- **How to complete this task**
Check each line of the entries for "square" and report the ones that have it.

[Items from a data source]
——————————

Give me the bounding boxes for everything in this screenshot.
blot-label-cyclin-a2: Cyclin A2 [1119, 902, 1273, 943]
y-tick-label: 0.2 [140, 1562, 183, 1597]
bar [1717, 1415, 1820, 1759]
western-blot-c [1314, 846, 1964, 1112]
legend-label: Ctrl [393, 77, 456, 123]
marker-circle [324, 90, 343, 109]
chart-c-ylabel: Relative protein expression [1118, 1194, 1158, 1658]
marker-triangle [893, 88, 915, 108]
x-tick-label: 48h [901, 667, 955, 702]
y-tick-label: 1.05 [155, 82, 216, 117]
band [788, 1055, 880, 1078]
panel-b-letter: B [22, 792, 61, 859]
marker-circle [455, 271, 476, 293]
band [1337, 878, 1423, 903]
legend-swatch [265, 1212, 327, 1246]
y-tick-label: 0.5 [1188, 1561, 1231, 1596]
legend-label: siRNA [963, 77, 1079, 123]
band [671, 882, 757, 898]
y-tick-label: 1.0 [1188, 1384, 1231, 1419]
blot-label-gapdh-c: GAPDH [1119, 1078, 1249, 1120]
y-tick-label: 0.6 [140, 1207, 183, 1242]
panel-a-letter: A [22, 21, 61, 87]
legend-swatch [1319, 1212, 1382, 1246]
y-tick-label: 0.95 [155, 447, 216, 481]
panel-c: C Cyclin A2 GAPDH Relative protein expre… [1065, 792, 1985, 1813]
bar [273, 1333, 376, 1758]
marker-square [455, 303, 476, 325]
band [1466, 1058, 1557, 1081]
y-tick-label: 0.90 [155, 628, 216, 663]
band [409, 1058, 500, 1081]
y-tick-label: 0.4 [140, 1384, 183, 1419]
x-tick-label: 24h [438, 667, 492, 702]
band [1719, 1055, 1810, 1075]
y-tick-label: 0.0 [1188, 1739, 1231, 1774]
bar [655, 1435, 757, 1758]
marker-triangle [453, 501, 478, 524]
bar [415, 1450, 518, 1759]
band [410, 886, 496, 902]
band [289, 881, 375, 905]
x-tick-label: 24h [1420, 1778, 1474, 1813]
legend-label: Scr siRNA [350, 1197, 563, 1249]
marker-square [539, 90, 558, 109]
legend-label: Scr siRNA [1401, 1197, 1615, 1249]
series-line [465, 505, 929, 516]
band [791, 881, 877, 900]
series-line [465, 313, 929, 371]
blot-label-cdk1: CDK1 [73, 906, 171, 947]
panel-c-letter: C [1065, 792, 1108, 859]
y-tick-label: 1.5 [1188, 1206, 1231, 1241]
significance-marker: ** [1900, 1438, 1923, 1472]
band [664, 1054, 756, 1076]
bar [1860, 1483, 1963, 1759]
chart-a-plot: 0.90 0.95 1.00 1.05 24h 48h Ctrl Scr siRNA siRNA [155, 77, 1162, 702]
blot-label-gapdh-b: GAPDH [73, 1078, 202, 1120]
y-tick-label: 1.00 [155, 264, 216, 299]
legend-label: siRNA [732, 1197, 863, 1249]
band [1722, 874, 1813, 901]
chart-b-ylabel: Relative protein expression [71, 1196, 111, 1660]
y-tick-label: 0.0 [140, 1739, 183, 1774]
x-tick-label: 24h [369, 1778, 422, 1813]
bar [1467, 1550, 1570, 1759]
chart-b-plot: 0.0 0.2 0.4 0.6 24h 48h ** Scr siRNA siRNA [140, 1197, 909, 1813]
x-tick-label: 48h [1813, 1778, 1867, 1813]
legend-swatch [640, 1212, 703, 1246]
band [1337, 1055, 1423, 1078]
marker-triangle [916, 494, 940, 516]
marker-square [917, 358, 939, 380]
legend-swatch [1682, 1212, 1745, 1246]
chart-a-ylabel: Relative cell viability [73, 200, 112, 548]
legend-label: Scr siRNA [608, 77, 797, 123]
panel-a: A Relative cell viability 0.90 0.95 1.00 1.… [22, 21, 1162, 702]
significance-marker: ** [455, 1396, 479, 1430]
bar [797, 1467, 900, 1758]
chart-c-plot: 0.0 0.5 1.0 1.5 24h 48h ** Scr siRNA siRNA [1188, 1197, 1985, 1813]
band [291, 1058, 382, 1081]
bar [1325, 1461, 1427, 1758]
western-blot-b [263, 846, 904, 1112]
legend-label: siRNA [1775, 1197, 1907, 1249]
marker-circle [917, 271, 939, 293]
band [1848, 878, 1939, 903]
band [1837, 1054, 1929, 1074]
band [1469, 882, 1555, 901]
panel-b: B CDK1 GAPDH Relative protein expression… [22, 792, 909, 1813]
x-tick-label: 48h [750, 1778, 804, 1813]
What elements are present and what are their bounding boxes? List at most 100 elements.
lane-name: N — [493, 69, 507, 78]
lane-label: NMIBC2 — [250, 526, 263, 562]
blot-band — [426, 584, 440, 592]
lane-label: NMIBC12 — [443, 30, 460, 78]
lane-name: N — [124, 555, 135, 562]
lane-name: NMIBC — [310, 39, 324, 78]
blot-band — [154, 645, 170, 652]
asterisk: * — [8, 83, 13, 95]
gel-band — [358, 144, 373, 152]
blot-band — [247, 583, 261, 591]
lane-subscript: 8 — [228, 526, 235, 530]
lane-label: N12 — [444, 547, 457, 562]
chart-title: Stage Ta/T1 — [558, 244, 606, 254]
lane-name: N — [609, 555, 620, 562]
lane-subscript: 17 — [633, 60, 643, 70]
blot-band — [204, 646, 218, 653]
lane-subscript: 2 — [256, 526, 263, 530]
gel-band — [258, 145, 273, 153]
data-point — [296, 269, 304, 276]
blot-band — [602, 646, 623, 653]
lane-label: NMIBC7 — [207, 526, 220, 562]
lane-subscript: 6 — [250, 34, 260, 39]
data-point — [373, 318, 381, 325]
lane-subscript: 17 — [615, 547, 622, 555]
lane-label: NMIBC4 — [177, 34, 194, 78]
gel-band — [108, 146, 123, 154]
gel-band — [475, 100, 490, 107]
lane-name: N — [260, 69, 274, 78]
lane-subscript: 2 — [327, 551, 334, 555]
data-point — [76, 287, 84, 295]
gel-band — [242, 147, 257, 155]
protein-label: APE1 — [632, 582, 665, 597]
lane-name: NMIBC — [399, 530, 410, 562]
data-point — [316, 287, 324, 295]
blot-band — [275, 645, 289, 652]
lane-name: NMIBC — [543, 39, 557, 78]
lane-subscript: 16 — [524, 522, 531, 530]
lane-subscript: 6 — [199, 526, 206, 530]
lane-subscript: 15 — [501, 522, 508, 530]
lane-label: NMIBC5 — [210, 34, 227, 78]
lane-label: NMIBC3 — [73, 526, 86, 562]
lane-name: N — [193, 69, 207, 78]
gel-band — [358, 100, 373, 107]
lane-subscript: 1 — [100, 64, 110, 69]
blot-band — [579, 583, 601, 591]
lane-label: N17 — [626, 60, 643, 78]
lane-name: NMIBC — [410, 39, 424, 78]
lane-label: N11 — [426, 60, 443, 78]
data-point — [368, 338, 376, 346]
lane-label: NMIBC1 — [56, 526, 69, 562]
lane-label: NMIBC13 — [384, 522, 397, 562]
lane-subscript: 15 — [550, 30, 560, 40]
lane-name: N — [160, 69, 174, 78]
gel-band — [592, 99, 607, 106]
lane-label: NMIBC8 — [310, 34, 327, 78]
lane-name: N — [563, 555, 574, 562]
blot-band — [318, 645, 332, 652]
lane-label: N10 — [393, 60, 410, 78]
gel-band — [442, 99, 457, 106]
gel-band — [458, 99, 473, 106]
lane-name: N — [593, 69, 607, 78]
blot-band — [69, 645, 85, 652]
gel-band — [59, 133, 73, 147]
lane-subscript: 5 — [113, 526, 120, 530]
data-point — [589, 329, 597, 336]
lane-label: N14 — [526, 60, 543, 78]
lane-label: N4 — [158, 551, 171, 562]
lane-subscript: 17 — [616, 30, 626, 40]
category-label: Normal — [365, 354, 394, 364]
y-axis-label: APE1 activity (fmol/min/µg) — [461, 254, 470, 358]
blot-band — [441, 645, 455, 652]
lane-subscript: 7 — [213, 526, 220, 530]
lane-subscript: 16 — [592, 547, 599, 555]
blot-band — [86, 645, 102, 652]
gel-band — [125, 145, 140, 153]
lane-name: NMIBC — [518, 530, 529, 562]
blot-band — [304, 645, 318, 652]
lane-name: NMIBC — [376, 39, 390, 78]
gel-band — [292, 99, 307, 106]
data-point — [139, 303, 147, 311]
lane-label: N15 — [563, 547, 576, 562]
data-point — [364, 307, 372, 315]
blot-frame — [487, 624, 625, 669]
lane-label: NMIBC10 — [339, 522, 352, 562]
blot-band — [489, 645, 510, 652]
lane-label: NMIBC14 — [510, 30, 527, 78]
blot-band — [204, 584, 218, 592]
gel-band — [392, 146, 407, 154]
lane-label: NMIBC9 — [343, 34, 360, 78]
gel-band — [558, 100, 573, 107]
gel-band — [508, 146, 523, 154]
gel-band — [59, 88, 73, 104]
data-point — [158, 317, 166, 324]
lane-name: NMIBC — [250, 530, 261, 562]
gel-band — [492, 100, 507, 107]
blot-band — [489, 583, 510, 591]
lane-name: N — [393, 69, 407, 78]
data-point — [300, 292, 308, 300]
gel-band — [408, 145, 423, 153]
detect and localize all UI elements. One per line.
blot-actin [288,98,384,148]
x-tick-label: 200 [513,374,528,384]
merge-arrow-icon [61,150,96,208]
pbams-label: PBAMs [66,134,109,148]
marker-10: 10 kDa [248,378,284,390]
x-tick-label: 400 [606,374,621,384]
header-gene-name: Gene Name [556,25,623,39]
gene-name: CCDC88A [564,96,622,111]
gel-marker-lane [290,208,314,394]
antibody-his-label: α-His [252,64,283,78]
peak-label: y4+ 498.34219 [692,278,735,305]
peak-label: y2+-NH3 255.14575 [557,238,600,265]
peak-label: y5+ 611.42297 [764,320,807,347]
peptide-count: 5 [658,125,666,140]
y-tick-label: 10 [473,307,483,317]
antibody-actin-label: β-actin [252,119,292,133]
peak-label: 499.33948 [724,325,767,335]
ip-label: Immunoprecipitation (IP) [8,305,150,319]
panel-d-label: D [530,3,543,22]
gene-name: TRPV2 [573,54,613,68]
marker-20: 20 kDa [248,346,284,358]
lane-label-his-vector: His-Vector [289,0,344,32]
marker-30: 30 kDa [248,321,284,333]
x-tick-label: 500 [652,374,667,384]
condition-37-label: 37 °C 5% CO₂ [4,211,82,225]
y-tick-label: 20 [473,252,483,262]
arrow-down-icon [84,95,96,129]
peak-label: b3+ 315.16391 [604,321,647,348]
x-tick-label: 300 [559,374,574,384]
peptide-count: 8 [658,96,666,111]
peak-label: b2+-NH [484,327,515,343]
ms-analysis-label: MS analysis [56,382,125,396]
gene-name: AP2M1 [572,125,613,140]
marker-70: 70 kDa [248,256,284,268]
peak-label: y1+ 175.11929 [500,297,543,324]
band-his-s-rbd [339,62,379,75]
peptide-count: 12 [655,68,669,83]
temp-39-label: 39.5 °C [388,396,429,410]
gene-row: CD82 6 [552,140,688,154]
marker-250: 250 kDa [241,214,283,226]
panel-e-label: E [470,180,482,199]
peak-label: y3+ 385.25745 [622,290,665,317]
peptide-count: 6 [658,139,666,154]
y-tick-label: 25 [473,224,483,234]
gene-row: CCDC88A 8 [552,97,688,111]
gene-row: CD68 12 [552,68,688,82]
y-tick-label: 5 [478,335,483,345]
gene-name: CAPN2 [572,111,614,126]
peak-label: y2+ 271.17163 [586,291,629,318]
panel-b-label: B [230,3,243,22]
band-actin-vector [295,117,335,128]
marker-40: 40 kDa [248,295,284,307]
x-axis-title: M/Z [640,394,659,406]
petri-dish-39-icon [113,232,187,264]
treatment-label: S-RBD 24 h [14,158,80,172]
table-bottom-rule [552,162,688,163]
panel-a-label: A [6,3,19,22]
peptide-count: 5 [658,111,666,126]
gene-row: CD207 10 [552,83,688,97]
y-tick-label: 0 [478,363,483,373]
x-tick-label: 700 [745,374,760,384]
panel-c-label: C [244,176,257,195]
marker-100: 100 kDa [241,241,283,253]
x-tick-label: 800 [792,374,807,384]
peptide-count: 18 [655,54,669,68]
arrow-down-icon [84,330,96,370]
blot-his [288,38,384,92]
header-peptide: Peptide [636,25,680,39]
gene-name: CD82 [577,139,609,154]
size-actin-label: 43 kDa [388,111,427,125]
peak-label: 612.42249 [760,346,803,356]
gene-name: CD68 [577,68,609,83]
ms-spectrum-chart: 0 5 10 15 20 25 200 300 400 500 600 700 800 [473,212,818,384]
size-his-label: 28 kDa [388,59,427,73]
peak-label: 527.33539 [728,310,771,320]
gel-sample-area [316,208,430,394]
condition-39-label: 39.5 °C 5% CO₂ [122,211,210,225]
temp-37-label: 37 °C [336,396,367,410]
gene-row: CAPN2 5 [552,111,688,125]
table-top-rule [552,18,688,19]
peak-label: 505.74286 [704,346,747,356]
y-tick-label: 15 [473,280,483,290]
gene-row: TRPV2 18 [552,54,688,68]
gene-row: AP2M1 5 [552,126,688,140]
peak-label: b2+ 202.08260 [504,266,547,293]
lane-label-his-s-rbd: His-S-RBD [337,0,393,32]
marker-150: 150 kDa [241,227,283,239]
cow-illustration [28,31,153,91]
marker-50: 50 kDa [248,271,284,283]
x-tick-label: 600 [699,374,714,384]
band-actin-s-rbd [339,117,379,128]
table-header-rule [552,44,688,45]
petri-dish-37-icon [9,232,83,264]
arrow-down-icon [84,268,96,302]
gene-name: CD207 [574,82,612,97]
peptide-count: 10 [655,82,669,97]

——————————

- **Exercise output**
marker-square [455, 303, 476, 325]
marker-square [539, 90, 558, 109]
marker-square [917, 358, 939, 380]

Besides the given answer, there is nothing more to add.